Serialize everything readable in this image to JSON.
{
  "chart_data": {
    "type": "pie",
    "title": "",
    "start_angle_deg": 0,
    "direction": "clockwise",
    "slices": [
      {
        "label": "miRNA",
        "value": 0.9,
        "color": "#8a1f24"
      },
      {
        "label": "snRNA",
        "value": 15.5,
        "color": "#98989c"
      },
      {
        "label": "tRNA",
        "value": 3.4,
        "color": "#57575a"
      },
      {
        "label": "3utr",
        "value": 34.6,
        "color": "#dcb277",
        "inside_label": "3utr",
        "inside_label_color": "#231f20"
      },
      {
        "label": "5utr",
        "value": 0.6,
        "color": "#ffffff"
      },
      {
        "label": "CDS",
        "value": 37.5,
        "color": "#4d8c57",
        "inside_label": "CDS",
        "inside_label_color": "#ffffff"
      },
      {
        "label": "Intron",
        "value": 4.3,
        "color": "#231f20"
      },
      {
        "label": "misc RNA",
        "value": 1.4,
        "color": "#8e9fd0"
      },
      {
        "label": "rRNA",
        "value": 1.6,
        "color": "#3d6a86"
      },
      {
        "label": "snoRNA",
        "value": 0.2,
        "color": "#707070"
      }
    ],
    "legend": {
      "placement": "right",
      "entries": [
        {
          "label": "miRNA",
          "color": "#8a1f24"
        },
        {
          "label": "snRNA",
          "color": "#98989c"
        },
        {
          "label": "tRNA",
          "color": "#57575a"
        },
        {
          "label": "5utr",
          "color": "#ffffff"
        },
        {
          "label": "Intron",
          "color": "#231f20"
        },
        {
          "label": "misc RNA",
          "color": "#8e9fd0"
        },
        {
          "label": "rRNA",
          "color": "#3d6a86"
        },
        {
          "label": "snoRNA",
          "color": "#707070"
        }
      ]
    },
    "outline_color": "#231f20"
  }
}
* * *
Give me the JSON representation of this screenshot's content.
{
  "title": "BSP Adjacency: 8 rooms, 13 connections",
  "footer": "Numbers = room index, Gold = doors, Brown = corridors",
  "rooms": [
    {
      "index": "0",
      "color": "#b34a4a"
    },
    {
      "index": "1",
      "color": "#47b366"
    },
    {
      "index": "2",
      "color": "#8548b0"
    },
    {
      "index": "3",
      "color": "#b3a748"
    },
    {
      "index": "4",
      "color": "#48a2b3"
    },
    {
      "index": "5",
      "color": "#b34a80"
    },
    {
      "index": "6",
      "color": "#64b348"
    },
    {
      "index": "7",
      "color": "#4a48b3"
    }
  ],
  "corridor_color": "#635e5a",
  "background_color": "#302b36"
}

What the task requires = Pull every line containing "value" from the data.

The response =
        "value": 0.9,
        "value": 15.5,
        "value": 3.4,
        "value": 34.6,
        "value": 0.6,
        "value": 37.5,
        "value": 4.3,
        "value": 1.4,
        "value": 1.6,
        "value": 0.2,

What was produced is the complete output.